- Exercise instructions:
**a.** Answer these questions from the article on the Chester Select Board meeting:
(i) How many people have expressed support for putting community gardens on the Canal Street plot?
(ii) What is the current sewer and water connection fee?
(iii) By the end of which year must the state housing funds be spent?
**b.** Reproduce the article on the Chester Select Board meeting from "Water/Sewer Superintendent Jeff" up to and including "the next meeting.", renaming "organic gardening" as "chemical-free gardening".

Chester board mulls gardens, housing, short-term rentals in wide ranging meeting

By Shawn Cunningham
© 2022 Telegraph Publishing LLC

Coming in at just under three hours in length, the Oct. 19 Chester Select Board meeting got through a packed agenda that included a request for a lease to use the Canal Street well site for a community garden, a discussion of how to approach the lack of affordable housing, a further discussion of a proposed short-term rental ordinance and engineering updates on a secondary water well and a wastewater management plan.

Community garden chair Cheryl Joy Lipton asks the board to vote on leasing her group the Canal Street Well site. Photos by Shawn Cunningham

Chester Community Greenhouse and Gardens board chair Cheryl Joy Lipton told the board that 165 people have expressed support for the concept of putting community gardens in the 3-acre plot at the end of Canal Street, where the town’s emergency well is located. She said she had researched previous uses including a carnival, skating rink and dirt bike riding. She thought that compared to those, gardening would be “gentle and quiet.”

While the town is waiting for a survey to lay out the boundaries, Lipton thought that would not have a bearing on the board’s approving the project.

Board chair Arne Jonynas saying he is afraid of ‘losing the spirit of the thing’ in making a lease

Board member Lee Gustafson recalled that he had asked for a plan in writing and Lipton said she expected to do that after the project was approved. Gustafson said that – for himself, not the board – he needed to see a plan with dates before he could approve of the plan. There was also discussion of whether a lease – even a simple one – was needed.

Board chair Arne Jonynas said he was afraid to lose “the spirit of the thing” in the legal aspects, but members agreed that some sort of agreement was needed.  Lipton asked if the board wanted to vote on it that night contingent on an agreement. Board members said no.

Water/Sewer Superintendent Jeff Holden expressed concern regarding the use of chemicals that could pollute the well site but Lipton said they would be practicing entirely organic gardening.

Town Manager Julie Hance said she would pull something together for the next meeting.

Housing needs, solutions

Hance told the board that there is  a lot of money coming along from the state that will be going toward housing.  Hance later told The Telegraph that this is American Rescue Plan money with similar deadlines to the ARPA funds the town is planning to spend. Such funds would need to be obligated by the end of  2024 and spent by the end of 2026. 

Town Manager Julie Hance proposes to form a housing committee to move forward with ideas to expand housing

With that in mind Hance said she would like to see the Select Board establish a housing committee that could work with Town Planner/Zoning Administrator Preston Bristow and the Planning Commission on figuring out housing needs and working on increasing access to housing.  She envisions a housing committee as a group of five to seven people who have experience in issues around developing housing or related skills and she gave examples of the large and small things they could do.

As an example, Hance said the town could make the sewer and water connection fee more affordable as a way to give builders a break toward developing more housing.  The connection fee is currently $5,000 each. A much larger, and probably more difficult, project would be to take the first steps toward building a neighborhood on the 100 acres left over from the land purchased for a water tank site near Green Mountain High School off Route 103 S. On the upside, the property is near to the end of town water and sewer lines. Even so, it is also under the jurisdiction of Act 250.

Saying that it was one step out of 10,000, Hance noted that state agencies have the money and are interested in funding complete neighborhoods. How that might work with Act 250 was not discussed. Hance also said that municipal planning grant money could be used for a housing study to frame the needs.

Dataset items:
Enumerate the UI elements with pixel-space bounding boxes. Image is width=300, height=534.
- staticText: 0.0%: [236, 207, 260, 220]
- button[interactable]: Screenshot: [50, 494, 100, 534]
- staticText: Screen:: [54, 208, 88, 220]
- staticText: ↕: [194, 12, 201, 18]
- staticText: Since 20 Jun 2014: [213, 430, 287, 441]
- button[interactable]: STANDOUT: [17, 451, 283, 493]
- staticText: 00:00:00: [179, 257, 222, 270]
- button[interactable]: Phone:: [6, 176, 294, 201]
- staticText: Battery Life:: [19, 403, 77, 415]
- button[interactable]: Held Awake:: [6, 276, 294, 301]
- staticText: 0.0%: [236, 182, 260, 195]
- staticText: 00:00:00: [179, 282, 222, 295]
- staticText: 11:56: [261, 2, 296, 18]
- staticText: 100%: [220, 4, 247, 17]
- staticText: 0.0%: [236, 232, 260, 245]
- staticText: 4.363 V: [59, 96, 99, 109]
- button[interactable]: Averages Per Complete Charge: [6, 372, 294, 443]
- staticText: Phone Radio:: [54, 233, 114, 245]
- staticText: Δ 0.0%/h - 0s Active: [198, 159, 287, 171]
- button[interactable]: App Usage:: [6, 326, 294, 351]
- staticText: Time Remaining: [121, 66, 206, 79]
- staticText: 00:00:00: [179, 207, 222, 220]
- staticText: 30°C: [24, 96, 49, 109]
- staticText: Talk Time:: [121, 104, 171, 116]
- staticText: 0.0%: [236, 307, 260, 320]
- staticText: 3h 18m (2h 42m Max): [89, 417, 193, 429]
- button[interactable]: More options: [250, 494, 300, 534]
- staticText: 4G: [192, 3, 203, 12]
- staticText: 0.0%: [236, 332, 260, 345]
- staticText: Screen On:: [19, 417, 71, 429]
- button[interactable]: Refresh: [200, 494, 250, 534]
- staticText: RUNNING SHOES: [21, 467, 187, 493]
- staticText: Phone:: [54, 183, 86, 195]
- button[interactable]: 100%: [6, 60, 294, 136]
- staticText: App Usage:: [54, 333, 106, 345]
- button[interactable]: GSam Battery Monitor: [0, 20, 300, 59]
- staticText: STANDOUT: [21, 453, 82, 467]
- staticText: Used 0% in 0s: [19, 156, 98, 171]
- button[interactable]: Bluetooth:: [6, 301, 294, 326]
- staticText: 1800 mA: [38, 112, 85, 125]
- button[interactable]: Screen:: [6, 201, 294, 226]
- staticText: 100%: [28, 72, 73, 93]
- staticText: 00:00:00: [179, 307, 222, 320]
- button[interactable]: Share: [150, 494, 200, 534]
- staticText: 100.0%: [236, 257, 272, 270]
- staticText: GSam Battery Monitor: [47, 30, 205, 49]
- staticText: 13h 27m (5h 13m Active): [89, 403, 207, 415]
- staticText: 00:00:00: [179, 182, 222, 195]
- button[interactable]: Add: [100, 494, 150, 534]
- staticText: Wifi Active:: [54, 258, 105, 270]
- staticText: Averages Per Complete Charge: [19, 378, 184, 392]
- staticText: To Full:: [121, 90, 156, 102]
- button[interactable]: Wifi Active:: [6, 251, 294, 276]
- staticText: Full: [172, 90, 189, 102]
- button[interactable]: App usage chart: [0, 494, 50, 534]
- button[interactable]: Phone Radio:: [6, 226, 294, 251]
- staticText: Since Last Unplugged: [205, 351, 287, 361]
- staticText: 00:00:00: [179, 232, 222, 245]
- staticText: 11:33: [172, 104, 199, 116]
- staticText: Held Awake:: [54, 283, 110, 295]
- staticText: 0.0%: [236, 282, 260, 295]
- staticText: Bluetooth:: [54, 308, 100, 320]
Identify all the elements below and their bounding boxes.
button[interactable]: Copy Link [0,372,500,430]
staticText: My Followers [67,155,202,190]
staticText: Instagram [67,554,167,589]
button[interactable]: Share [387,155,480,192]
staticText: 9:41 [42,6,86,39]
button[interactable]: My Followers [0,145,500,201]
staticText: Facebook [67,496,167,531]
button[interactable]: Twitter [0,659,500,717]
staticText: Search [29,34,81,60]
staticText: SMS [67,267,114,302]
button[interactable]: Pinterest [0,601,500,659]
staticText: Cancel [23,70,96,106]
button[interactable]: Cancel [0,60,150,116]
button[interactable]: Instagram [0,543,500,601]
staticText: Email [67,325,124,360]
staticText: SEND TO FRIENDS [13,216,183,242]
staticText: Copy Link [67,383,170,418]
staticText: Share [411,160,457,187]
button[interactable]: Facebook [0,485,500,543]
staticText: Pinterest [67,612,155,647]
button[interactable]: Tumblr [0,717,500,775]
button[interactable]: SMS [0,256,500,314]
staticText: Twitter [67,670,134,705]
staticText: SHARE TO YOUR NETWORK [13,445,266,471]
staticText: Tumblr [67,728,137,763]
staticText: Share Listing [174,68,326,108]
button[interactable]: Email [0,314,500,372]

- Task-by-task results:
**a.**
(i) 165
(ii) $5,000 each
(iii) 2026

**b.**
Water/Sewer Superintendent Jeff Holden expressed concern regarding the use of chemicals that could pollute the well site but Lipton said they would be practicing entirely chemical-free gardening.

Town Manager Julie Hance said she would pull something together for the next meeting.